§ Goal
Gather the lines that hold the string "Area".

# start of Exercise input

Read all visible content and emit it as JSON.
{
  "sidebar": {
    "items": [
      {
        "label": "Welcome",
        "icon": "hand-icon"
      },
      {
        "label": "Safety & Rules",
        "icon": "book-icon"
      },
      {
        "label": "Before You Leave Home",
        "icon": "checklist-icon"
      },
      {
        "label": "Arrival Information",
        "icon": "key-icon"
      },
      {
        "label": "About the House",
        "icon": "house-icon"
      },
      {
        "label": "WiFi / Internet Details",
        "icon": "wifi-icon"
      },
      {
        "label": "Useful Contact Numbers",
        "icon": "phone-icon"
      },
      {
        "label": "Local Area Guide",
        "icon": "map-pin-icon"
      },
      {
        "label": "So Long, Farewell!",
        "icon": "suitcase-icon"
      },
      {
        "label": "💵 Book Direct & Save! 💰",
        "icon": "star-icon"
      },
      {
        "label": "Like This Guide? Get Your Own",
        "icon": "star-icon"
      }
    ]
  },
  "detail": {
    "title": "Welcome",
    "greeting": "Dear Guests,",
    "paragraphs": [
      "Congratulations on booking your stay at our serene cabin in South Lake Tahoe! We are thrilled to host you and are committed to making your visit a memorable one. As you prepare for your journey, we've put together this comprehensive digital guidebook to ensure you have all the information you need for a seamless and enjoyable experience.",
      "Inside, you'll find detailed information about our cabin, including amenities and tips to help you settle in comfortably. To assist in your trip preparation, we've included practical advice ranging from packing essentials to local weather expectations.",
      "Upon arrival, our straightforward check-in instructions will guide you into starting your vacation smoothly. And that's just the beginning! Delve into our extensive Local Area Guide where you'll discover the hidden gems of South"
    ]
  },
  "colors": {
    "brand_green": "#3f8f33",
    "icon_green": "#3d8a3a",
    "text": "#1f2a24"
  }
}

# end of Exercise input

§ Exercise output
        "label": "Local Area Guide",
      "Upon arrival, our straightforward check-in instructions will guide you into starting your vacation smoothly. And that's just the beginning! Delve into our extensive Local Area Guide where you'll discover the hidden gems of South"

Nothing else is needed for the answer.